* Start Records shown *

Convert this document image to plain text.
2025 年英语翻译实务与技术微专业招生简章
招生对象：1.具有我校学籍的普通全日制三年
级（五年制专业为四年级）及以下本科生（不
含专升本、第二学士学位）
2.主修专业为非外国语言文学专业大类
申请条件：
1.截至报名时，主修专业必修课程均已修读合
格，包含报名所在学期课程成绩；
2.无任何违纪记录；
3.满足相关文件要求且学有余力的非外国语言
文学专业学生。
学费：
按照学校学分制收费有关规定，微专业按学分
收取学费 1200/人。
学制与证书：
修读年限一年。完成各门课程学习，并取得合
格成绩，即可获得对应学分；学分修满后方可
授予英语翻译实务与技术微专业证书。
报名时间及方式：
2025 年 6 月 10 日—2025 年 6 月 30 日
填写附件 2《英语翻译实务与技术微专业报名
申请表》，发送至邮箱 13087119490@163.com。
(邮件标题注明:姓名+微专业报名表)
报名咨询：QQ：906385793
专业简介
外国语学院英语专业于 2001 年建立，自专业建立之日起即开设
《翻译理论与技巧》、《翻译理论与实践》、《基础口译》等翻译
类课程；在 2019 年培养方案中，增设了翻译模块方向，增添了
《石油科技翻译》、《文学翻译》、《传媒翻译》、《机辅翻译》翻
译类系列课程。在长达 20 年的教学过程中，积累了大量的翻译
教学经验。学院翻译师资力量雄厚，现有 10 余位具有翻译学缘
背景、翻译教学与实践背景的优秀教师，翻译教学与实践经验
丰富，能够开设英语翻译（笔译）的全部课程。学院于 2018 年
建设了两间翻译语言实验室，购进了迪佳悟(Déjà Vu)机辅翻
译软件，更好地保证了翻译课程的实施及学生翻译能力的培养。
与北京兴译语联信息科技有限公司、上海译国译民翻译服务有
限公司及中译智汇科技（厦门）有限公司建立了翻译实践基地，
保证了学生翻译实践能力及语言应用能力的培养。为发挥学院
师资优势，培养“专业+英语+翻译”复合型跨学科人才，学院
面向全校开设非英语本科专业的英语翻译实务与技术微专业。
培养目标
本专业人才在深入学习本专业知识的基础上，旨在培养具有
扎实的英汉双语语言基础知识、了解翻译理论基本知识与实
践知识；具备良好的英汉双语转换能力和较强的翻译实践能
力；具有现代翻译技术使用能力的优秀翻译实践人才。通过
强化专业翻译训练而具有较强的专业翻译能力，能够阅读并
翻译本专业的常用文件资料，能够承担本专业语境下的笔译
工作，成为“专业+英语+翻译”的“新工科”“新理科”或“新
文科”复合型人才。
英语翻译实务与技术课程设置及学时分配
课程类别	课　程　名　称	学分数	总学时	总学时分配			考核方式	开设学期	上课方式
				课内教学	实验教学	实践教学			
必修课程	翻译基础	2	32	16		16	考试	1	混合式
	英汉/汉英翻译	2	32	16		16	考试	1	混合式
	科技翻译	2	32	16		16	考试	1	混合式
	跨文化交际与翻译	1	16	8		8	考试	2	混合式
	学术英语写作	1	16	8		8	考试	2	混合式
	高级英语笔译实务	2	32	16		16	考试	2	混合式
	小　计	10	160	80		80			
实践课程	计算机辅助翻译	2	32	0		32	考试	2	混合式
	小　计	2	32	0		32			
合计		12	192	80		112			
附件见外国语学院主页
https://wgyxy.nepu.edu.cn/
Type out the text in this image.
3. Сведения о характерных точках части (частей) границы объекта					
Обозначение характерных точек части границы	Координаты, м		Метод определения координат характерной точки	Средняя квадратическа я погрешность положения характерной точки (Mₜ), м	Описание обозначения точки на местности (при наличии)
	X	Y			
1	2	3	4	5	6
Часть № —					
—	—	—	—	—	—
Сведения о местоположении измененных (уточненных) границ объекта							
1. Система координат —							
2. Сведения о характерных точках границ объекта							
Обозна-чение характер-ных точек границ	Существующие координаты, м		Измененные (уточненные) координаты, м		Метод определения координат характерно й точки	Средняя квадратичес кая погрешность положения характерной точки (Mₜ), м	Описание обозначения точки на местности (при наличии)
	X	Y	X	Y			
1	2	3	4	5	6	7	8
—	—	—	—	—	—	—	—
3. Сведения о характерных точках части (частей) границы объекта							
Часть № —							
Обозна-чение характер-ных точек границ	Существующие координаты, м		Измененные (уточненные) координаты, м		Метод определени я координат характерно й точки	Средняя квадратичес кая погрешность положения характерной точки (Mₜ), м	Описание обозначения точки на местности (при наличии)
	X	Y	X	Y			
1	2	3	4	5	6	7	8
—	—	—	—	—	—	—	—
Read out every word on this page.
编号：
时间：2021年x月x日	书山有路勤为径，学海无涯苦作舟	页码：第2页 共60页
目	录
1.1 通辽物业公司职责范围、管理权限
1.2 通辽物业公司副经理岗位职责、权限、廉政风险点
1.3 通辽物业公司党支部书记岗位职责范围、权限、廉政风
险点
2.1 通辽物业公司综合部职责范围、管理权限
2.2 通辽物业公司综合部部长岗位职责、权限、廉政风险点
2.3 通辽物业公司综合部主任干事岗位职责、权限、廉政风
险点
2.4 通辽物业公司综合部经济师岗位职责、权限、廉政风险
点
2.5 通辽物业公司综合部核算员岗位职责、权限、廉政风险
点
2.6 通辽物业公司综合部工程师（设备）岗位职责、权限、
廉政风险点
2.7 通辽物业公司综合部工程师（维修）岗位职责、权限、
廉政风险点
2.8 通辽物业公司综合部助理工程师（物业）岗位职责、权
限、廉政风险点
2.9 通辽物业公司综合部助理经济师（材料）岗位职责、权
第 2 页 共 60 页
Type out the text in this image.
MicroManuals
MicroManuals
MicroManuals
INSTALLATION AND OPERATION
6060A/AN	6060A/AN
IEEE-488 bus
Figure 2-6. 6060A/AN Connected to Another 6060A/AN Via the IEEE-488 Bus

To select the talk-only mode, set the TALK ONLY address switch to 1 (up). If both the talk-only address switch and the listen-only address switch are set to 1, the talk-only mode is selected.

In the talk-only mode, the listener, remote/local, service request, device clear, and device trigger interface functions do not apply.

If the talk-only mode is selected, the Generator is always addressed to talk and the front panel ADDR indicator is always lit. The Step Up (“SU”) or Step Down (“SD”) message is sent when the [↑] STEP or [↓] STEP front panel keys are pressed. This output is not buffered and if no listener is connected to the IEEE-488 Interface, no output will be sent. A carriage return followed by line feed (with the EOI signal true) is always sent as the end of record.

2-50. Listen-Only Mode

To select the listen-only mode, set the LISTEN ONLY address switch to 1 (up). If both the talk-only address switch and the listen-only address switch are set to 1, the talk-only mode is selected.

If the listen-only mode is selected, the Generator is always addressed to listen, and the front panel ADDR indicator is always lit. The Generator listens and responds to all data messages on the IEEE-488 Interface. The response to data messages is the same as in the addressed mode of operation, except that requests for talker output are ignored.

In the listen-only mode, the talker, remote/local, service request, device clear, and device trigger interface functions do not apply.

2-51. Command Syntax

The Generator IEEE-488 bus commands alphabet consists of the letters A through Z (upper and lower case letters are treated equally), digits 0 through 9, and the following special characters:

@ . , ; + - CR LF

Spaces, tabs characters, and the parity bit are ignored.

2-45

* End Records shown *

* The request:
Repeat the entries above exactly, leaving nothing out.

* Task output:
Convert this document image to plain text.
2025 年英语翻译实务与技术微专业招生简章
招生对象：1.具有我校学籍的普通全日制三年
级（五年制专业为四年级）及以下本科生（不
含专升本、第二学士学位）
2.主修专业为非外国语言文学专业大类
申请条件：
1.截至报名时，主修专业必修课程均已修读合
格，包含报名所在学期课程成绩；
2.无任何违纪记录；
3.满足相关文件要求且学有余力的非外国语言
文学专业学生。
学费：
按照学校学分制收费有关规定，微专业按学分
收取学费 1200/人。
学制与证书：
修读年限一年。完成各门课程学习，并取得合
格成绩，即可获得对应学分；学分修满后方可
授予英语翻译实务与技术微专业证书。
报名时间及方式：
2025 年 6 月 10 日—2025 年 6 月 30 日
填写附件 2《英语翻译实务与技术微专业报名
申请表》，发送至邮箱 13087119490@163.com。
(邮件标题注明:姓名+微专业报名表)
报名咨询：QQ：906385793
专业简介
外国语学院英语专业于 2001 年建立，自专业建立之日起即开设
《翻译理论与技巧》、《翻译理论与实践》、《基础口译》等翻译
类课程；在 2019 年培养方案中，增设了翻译模块方向，增添了
《石油科技翻译》、《文学翻译》、《传媒翻译》、《机辅翻译》翻
译类系列课程。在长达 20 年的教学过程中，积累了大量的翻译
教学经验。学院翻译师资力量雄厚，现有 10 余位具有翻译学缘
背景、翻译教学与实践背景的优秀教师，翻译教学与实践经验
丰富，能够开设英语翻译（笔译）的全部课程。学院于 2018 年
建设了两间翻译语言实验室，购进了迪佳悟(Déjà Vu)机辅翻
译软件，更好地保证了翻译课程的实施及学生翻译能力的培养。
与北京兴译语联信息科技有限公司、上海译国译民翻译服务有
限公司及中译智汇科技（厦门）有限公司建立了翻译实践基地，
保证了学生翻译实践能力及语言应用能力的培养。为发挥学院
师资优势，培养“专业+英语+翻译”复合型跨学科人才，学院
面向全校开设非英语本科专业的英语翻译实务与技术微专业。
培养目标
本专业人才在深入学习本专业知识的基础上，旨在培养具有
扎实的英汉双语语言基础知识、了解翻译理论基本知识与实
践知识；具备良好的英汉双语转换能力和较强的翻译实践能
力；具有现代翻译技术使用能力的优秀翻译实践人才。通过
强化专业翻译训练而具有较强的专业翻译能力，能够阅读并
翻译本专业的常用文件资料，能够承担本专业语境下的笔译
工作，成为“专业+英语+翻译”的“新工科”“新理科”或“新
文科”复合型人才。
英语翻译实务与技术课程设置及学时分配
课程类别	课　程　名　称	学分数	总学时	总学时分配			考核方式	开设学期	上课方式
				课内教学	实验教学	实践教学			
必修课程	翻译基础	2	32	16		16	考试	1	混合式
	英汉/汉英翻译	2	32	16		16	考试	1	混合式
	科技翻译	2	32	16		16	考试	1	混合式
	跨文化交际与翻译	1	16	8		8	考试	2	混合式
	学术英语写作	1	16	8		8	考试	2	混合式
	高级英语笔译实务	2	32	16		16	考试	2	混合式
	小　计	10	160	80		80			
实践课程	计算机辅助翻译	2	32	0		32	考试	2	混合式
	小　计	2	32	0		32			
合计		12	192	80		112			
附件见外国语学院主页
https://wgyxy.nepu.edu.cn/
Type out the text in this image.
3. Сведения о характерных точках части (частей) границы объекта					
Обозначение характерных точек части границы	Координаты, м		Метод определения координат характерной точки	Средняя квадратическа я погрешность положения характерной точки (Mₜ), м	Описание обозначения точки на местности (при наличии)
	X	Y			
1	2	3	4	5	6
Часть № —					
—	—	—	—	—	—
Сведения о местоположении измененных (уточненных) границ объекта							
1. Система координат —							
2. Сведения о характерных точках границ объекта							
Обозна-чение характер-ных точек границ	Существующие координаты, м		Измененные (уточненные) координаты, м		Метод определения координат характерно й точки	Средняя квадратичес кая погрешность положения характерной точки (Mₜ), м	Описание обозначения точки на местности (при наличии)
	X	Y	X	Y			
1	2	3	4	5	6	7	8
—	—	—	—	—	—	—	—
3. Сведения о характерных точках части (частей) границы объекта							
Часть № —							
Обозна-чение характер-ных точек границ	Существующие координаты, м		Измененные (уточненные) координаты, м		Метод определени я координат характерно й точки	Средняя квадратичес кая погрешность положения характерной точки (Mₜ), м	Описание обозначения точки на местности (при наличии)
	X	Y	X	Y			
1	2	3	4	5	6	7	8
—	—	—	—	—	—	—	—
Read out every word on this page.
编号：
时间：2021年x月x日	书山有路勤为径，学海无涯苦作舟	页码：第2页 共60页
目	录
1.1 通辽物业公司职责范围、管理权限
1.2 通辽物业公司副经理岗位职责、权限、廉政风险点
1.3 通辽物业公司党支部书记岗位职责范围、权限、廉政风
险点
2.1 通辽物业公司综合部职责范围、管理权限
2.2 通辽物业公司综合部部长岗位职责、权限、廉政风险点
2.3 通辽物业公司综合部主任干事岗位职责、权限、廉政风
险点
2.4 通辽物业公司综合部经济师岗位职责、权限、廉政风险
点
2.5 通辽物业公司综合部核算员岗位职责、权限、廉政风险
点
2.6 通辽物业公司综合部工程师（设备）岗位职责、权限、
廉政风险点
2.7 通辽物业公司综合部工程师（维修）岗位职责、权限、
廉政风险点
2.8 通辽物业公司综合部助理工程师（物业）岗位职责、权
限、廉政风险点
2.9 通辽物业公司综合部助理经济师（材料）岗位职责、权
第 2 页 共 60 页
Type out the text in this image.
MicroManuals
MicroManuals
MicroManuals
INSTALLATION AND OPERATION
6060A/AN	6060A/AN
IEEE-488 bus
Figure 2-6. 6060A/AN Connected to Another 6060A/AN Via the IEEE-488 Bus

To select the talk-only mode, set the TALK ONLY address switch to 1 (up). If both the talk-only address switch and the listen-only address switch are set to 1, the talk-only mode is selected.

In the talk-only mode, the listener, remote/local, service request, device clear, and device trigger interface functions do not apply.

If the talk-only mode is selected, the Generator is always addressed to talk and the front panel ADDR indicator is always lit. The Step Up (“SU”) or Step Down (“SD”) message is sent when the [↑] STEP or [↓] STEP front panel keys are pressed. This output is not buffered and if no listener is connected to the IEEE-488 Interface, no output will be sent. A carriage return followed by line feed (with the EOI signal true) is always sent as the end of record.

2-50. Listen-Only Mode

To select the listen-only mode, set the LISTEN ONLY address switch to 1 (up). If both the talk-only address switch and the listen-only address switch are set to 1, the talk-only mode is selected.

If the listen-only mode is selected, the Generator is always addressed to listen, and the front panel ADDR indicator is always lit. The Generator listens and responds to all data messages on the IEEE-488 Interface. The response to data messages is the same as in the addressed mode of operation, except that requests for talker output are ignored.

In the listen-only mode, the talker, remote/local, service request, device clear, and device trigger interface functions do not apply.

2-51. Command Syntax

The Generator IEEE-488 bus commands alphabet consists of the letters A through Z (upper and lower case letters are treated equally), digits 0 through 9, and the following special characters:

@ . , ; + - CR LF

Spaces, tabs characters, and the parity bit are ignored.

2-45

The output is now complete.